**DOCUMENT EXTRACT:**

■ ■ ■ ■ ■

Concern was high at a perceived lack of urgency as UN climate negotiations shuffled towards a close in Bonn on Saturday with just 14 months left to finalise a new, global pact.
The six-day meeting of senior officials in the former West German capital was meant to lay the groundwork for the annual round of ministerial-level UN talks in Lima in December.
In turn, the Lima forum must pave the way to a historic pact which nations have agreed must be signed in Paris next year, to curb planet-altering climate change.
But some negotiators and observers expressed concern that the Bonn talks focused too much on restating well-known country positions on how responsibility for climate action must be shared.
"We will clearly have our work cut out for us in Lima," said Ronald Jumeau, spokesman for the Alliance of Small Island States (AOSIS) -- the very countries at high risk from climate change-induced sea level rise.
And he warned "there won't be an adequate deal unless" developed countries give details of financial and expert support for the climate mitigation and adaptation plans of poorer nations.

■ ■ ■ ■ ■

**STORED DATA:**
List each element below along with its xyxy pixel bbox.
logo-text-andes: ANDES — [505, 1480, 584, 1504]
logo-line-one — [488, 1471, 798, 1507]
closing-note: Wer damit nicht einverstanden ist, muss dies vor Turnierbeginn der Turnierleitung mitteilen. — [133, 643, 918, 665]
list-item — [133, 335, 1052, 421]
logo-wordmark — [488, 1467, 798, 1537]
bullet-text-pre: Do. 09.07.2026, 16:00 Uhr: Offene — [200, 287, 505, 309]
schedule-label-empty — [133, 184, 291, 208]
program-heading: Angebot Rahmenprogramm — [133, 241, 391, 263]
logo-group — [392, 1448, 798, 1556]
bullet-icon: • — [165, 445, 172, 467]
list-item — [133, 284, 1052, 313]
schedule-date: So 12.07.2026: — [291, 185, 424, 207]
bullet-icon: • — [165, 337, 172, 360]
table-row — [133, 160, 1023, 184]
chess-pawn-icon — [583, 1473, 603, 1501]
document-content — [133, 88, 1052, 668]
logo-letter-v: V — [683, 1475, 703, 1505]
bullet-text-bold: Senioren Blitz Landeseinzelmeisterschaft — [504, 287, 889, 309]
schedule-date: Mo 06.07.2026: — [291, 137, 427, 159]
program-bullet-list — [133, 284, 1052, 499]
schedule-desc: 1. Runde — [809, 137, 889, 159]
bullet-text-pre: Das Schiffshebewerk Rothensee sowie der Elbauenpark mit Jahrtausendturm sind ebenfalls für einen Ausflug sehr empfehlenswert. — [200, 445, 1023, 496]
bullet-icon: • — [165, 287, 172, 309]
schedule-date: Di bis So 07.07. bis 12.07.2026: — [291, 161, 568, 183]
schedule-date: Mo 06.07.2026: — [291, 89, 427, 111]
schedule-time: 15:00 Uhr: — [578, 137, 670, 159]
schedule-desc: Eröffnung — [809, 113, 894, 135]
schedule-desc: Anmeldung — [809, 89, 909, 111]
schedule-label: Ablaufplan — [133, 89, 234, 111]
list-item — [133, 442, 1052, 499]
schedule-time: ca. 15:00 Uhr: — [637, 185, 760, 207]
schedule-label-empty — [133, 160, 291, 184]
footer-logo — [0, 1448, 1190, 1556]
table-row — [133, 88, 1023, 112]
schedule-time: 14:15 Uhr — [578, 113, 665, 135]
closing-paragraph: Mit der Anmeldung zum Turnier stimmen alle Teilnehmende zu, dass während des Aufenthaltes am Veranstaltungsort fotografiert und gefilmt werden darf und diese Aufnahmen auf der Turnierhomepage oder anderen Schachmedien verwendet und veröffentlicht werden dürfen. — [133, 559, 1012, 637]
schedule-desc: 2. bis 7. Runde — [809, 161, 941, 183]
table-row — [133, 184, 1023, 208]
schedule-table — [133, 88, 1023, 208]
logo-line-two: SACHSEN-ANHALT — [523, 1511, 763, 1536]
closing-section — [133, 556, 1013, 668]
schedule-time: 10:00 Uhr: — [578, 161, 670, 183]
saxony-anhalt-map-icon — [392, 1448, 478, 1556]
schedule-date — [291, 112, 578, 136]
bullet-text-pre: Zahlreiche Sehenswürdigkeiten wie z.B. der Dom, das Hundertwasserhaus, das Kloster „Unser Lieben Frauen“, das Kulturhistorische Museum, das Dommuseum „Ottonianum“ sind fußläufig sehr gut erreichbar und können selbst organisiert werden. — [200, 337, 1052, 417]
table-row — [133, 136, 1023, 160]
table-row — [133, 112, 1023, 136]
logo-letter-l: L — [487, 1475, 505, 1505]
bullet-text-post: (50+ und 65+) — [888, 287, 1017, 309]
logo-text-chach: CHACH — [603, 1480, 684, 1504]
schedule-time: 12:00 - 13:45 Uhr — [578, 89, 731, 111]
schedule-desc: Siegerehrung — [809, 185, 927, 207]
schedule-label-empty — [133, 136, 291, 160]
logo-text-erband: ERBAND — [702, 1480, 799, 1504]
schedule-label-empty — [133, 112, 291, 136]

■ ■ ■ ■ ■

**PROBLEM SET:**
1. According to the report on the Bonn climate talks, why were some negotiators and observers worried about the Bonn meeting? Answer in one to three sentences.
2. Copy the passage from the report on the Bonn climate talks between "But some negotiators" and "sea level rise.", inclusive.
3. In the report on the Bonn climate talks, how many days did the meeting of senior officials in Bonn last?
The items are not needed for any of the tasks.

**WRITTEN RESPONSES:**
1. They were concerned that the Bonn talks focused too much on restating well-known country positions on how responsibility for climate action must be shared. This came with only 14 months left to finalize a new global pact.

2.
But some negotiators and observers expressed concern that the Bonn talks focused too much on restating well-known country positions on how responsibility for climate action must be shared.
"We will clearly have our work cut out for us in Lima," said Ronald Jumeau, spokesman for the Alliance of Small Island States (AOSIS) -- the very countries at high risk from climate change-induced sea level rise.

3. Six days.